DIRECTIONS: Write out every line of the records below as a numbered list, skipping any blank lines. Leave the pictures out.

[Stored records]
_ _ _
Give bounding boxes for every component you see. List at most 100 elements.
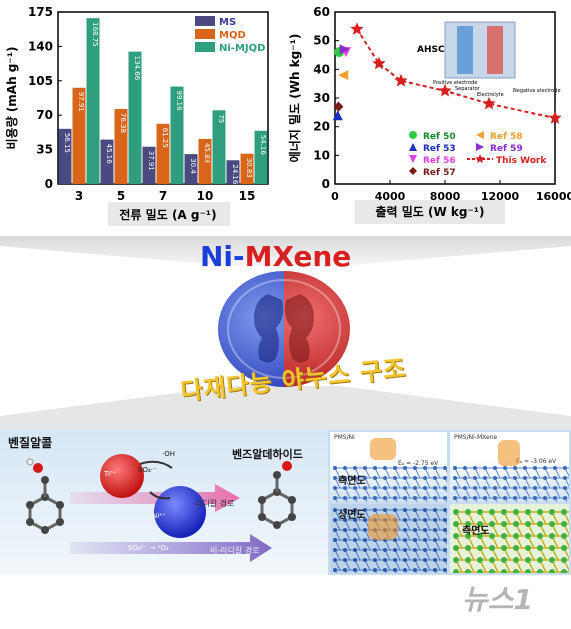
lattice-atom xyxy=(343,486,347,490)
lattice-atom xyxy=(433,538,437,542)
lattice-atom xyxy=(373,548,377,552)
x-axis-label: 전류 밀도 (A g⁻¹) xyxy=(119,207,216,222)
lattice-atom xyxy=(563,486,567,490)
lattice-atom xyxy=(493,496,497,500)
lattice-atom xyxy=(453,569,459,573)
panel-view-label: 상면도 xyxy=(338,510,366,521)
lattice-atom xyxy=(523,496,527,500)
lattice-atom xyxy=(501,533,507,539)
legend-marker xyxy=(409,155,417,163)
legend-label: Ref 50 xyxy=(423,132,456,142)
lattice-atom xyxy=(423,508,427,512)
lattice-atom xyxy=(525,569,531,573)
lattice-atom xyxy=(463,496,467,500)
y-tick-label: 30 xyxy=(313,91,330,105)
inset-electrode xyxy=(487,26,503,74)
lattice-atom xyxy=(403,486,407,490)
lattice-atom xyxy=(373,486,377,490)
lattice-atom xyxy=(513,486,517,490)
lattice-atom xyxy=(463,476,467,480)
lattice-atom xyxy=(543,476,547,480)
lattice-atom xyxy=(443,518,447,522)
lattice-atom xyxy=(501,557,507,563)
inset-label: AHSC xyxy=(417,45,445,55)
lattice-atom xyxy=(333,568,337,572)
lattice-atom xyxy=(553,466,557,470)
radical-path-label: 라디칼 경로 xyxy=(195,499,235,508)
legend-label: Ref 57 xyxy=(423,168,456,178)
lattice-atom xyxy=(473,476,477,480)
ahsc-inset: AHSC Positive electrodeSeparatorElectroly… xyxy=(417,21,561,98)
lattice-atom xyxy=(403,496,407,500)
lattice-atom xyxy=(561,557,567,563)
x-tick-label: 10 xyxy=(197,189,214,203)
lattice-atom xyxy=(333,486,337,490)
bar-value-label: 45.83 xyxy=(203,143,211,163)
lattice-atom xyxy=(501,569,507,573)
lattice-atom xyxy=(465,569,471,573)
bar-value-label: 30.83 xyxy=(245,158,253,178)
lattice-atom xyxy=(423,538,427,542)
lattice-atom xyxy=(537,557,543,563)
lattice-atom xyxy=(453,496,457,500)
legend-label: Ni-MJQD xyxy=(219,43,265,54)
bar-value-label: 97.91 xyxy=(77,92,85,112)
lattice-atom xyxy=(501,545,507,551)
title-mxene: MXene xyxy=(244,240,352,273)
watermark: 뉴스1 xyxy=(462,583,534,616)
lattice-atom xyxy=(453,557,459,563)
y-tick-label: 175 xyxy=(28,5,53,19)
bar-ni-mjqd xyxy=(254,130,268,184)
bar-mqd xyxy=(198,138,212,184)
lattice-atom xyxy=(423,518,427,522)
lattice-atom xyxy=(333,466,337,470)
legend-swatch xyxy=(195,16,215,26)
lattice-atom xyxy=(333,518,337,522)
lattice-atom xyxy=(433,548,437,552)
lattice-atom xyxy=(373,558,377,562)
janus-particle xyxy=(100,454,206,538)
lattice-atom xyxy=(383,486,387,490)
lattice-atom xyxy=(403,518,407,522)
bar-value-label: 37.91 xyxy=(147,151,155,171)
lattice-atom xyxy=(363,528,367,532)
inset-part-label: Negative electrode xyxy=(513,88,561,94)
lattice-atom xyxy=(363,466,367,470)
bar-value-label: 168.75 xyxy=(91,22,99,47)
panel-energy: Eₐ = -3.06 eV xyxy=(516,458,557,465)
lattice-atom xyxy=(463,486,467,490)
benzaldehyde-molecule xyxy=(258,461,296,529)
lattice-atom xyxy=(443,496,447,500)
lattice-atom xyxy=(533,476,537,480)
bar-ms xyxy=(58,128,72,184)
legend-label: MS xyxy=(219,17,236,28)
lattice-atom xyxy=(477,557,483,563)
lattice-atom xyxy=(503,496,507,500)
lattice-atom xyxy=(513,476,517,480)
lattice-atom xyxy=(453,509,459,515)
lattice-atom xyxy=(363,496,367,500)
bar-value-label: 30.4 xyxy=(189,158,197,174)
lattice-atom xyxy=(333,496,337,500)
lattice-atom xyxy=(443,476,447,480)
lattice-atom xyxy=(353,496,357,500)
ni-label: Ni²⁺ xyxy=(152,512,166,520)
panel-tag: PMS/Ni xyxy=(334,434,355,441)
dft-panel-1: PMS/Ni Eₐ = -2.75 eV 측면도 xyxy=(330,432,447,502)
lattice-atom xyxy=(513,466,517,470)
bar-ni-mjqd xyxy=(212,110,226,184)
lattice-atom xyxy=(343,466,347,470)
inset-part-label: Electrolyte xyxy=(477,92,504,98)
inset-cell xyxy=(444,21,516,79)
bar-value-label: 76.38 xyxy=(119,113,127,133)
bar-value-label: 24.16 xyxy=(231,164,239,185)
lattice-atom xyxy=(533,486,537,490)
lattice-atom xyxy=(343,538,347,542)
this-work-point xyxy=(482,96,496,110)
lattice-atom xyxy=(465,521,471,527)
lattice-atom xyxy=(525,545,531,551)
bar-ms xyxy=(226,160,240,184)
lattice-atom xyxy=(533,496,537,500)
lattice-atom xyxy=(343,568,347,572)
lattice-atom xyxy=(333,548,337,552)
_ _ _
RESPONSE TO THIS TASK:
1. Give bounding boxes for every component you see. List at most 100 elements.
2. lattice-atom xyxy=(343,486,347,490)
3. lattice-atom xyxy=(433,538,437,542)
4. lattice-atom xyxy=(373,548,377,552)
5. x-axis-label: 전류 밀도 (A g⁻¹) xyxy=(119,207,216,222)
6. lattice-atom xyxy=(563,486,567,490)
7. lattice-atom xyxy=(493,496,497,500)
8. lattice-atom xyxy=(453,569,459,573)
9. panel-view-label: 상면도 xyxy=(338,510,366,521)
10. lattice-atom xyxy=(523,496,527,500)
11. lattice-atom xyxy=(501,533,507,539)
12. legend-marker xyxy=(409,155,417,163)
13. legend-label: Ref 50 xyxy=(423,132,456,142)
14. lattice-atom xyxy=(423,508,427,512)
15. lattice-atom xyxy=(525,569,531,573)
16. lattice-atom xyxy=(463,496,467,500)
17. y-tick-label: 30 xyxy=(313,91,330,105)
18. inset-electrode xyxy=(487,26,503,74)
19. lattice-atom xyxy=(403,486,407,490)
20. lattice-atom xyxy=(373,486,377,490)
21. lattice-atom xyxy=(513,486,517,490)
22. lattice-atom xyxy=(463,476,467,480)
23. lattice-atom xyxy=(543,476,547,480)
24. lattice-atom xyxy=(443,518,447,522)
25. lattice-atom xyxy=(501,557,507,563)
26. inset-label: AHSC xyxy=(417,45,445,55)
27. lattice-atom xyxy=(333,568,337,572)
28. lattice-atom xyxy=(553,466,557,470)
29. radical-path-label: 라디칼 경로 xyxy=(195,499,235,508)
30. legend-label: Ref 57 xyxy=(423,168,456,178)
31. lattice-atom xyxy=(473,476,477,480)
32. ahsc-inset: AHSC Positive electrodeSeparatorElectroly… xyxy=(417,21,561,98)
33. lattice-atom xyxy=(403,496,407,500)
34. lattice-atom xyxy=(561,557,567,563)
35. x-tick-label: 10 xyxy=(197,189,214,203)
36. lattice-atom xyxy=(333,486,337,490)
37. bar-value-label: 45.83 xyxy=(203,143,211,163)
38. lattice-atom xyxy=(501,569,507,573)
39. lattice-atom xyxy=(465,569,471,573)
40. bar-value-label: 30.83 xyxy=(245,158,253,178)
41. lattice-atom xyxy=(423,538,427,542)
42. lattice-atom xyxy=(537,557,543,563)
43. lattice-atom xyxy=(453,496,457,500)
44. legend-label: Ni-MJQD xyxy=(219,43,265,54)
45. bar-value-label: 97.91 xyxy=(77,92,85,112)
46. lattice-atom xyxy=(501,545,507,551)
47. title-mxene: MXene xyxy=(244,240,352,273)
48. watermark: 뉴스1 xyxy=(462,583,534,616)
49. lattice-atom xyxy=(453,557,459,563)
50. y-tick-label: 175 xyxy=(28,5,53,19)
51. bar-ni-mjqd xyxy=(254,130,268,184)
52. bar-mqd xyxy=(198,138,212,184)
53. lattice-atom xyxy=(423,518,427,522)
54. lattice-atom xyxy=(333,466,337,470)
55. legend-swatch xyxy=(195,16,215,26)
56. lattice-atom xyxy=(333,518,337,522)
57. lattice-atom xyxy=(433,548,437,552)
58. lattice-atom xyxy=(373,558,377,562)
59. janus-particle xyxy=(100,454,206,538)
60. lattice-atom xyxy=(383,486,387,490)
61. lattice-atom xyxy=(403,518,407,522)
62. bar-value-label: 37.91 xyxy=(147,151,155,171)
63. lattice-atom xyxy=(363,528,367,532)
64. inset-part-label: Negative electrode xyxy=(513,88,561,94)
65. lattice-atom xyxy=(363,466,367,470)
66. bar-value-label: 168.75 xyxy=(91,22,99,47)
67. panel-energy: Eₐ = -3.06 eV xyxy=(516,458,557,465)
68. lattice-atom xyxy=(463,486,467,490)
69. benzaldehyde-molecule xyxy=(258,461,296,529)
70. lattice-atom xyxy=(443,496,447,500)
71. lattice-atom xyxy=(533,476,537,480)
72. bar-ms xyxy=(58,128,72,184)
73. legend-label: MS xyxy=(219,17,236,28)
74. lattice-atom xyxy=(477,557,483,563)
75. lattice-atom xyxy=(503,496,507,500)
76. lattice-atom xyxy=(513,476,517,480)
77. lattice-atom xyxy=(453,509,459,515)
78. lattice-atom xyxy=(363,496,367,500)
79. bar-value-label: 30.4 xyxy=(189,158,197,174)
80. lattice-atom xyxy=(333,496,337,500)
81. lattice-atom xyxy=(443,476,447,480)
82. lattice-atom xyxy=(353,496,357,500)
83. ni-label: Ni²⁺ xyxy=(152,512,166,520)
84. panel-tag: PMS/Ni xyxy=(334,434,355,441)
85. dft-panel-1: PMS/Ni Eₐ = -2.75 eV 측면도 xyxy=(330,432,447,502)
86. lattice-atom xyxy=(513,466,517,470)
87. bar-ni-mjqd xyxy=(212,110,226,184)
88. lattice-atom xyxy=(343,466,347,470)
89. inset-part-label: Electrolyte xyxy=(477,92,504,98)
90. inset-cell xyxy=(444,21,516,79)
91. bar-value-label: 76.38 xyxy=(119,113,127,133)
92. bar-value-label: 24.16 xyxy=(231,164,239,185)
93. lattice-atom xyxy=(533,486,537,490)
94. lattice-atom xyxy=(343,538,347,542)
95. this-work-point xyxy=(482,96,496,110)
96. lattice-atom xyxy=(465,521,471,527)
97. lattice-atom xyxy=(525,545,531,551)
98. bar-ms xyxy=(226,160,240,184)
99. lattice-atom xyxy=(533,496,537,500)
100. lattice-atom xyxy=(343,568,347,572)
101. lattice-atom xyxy=(333,548,337,552)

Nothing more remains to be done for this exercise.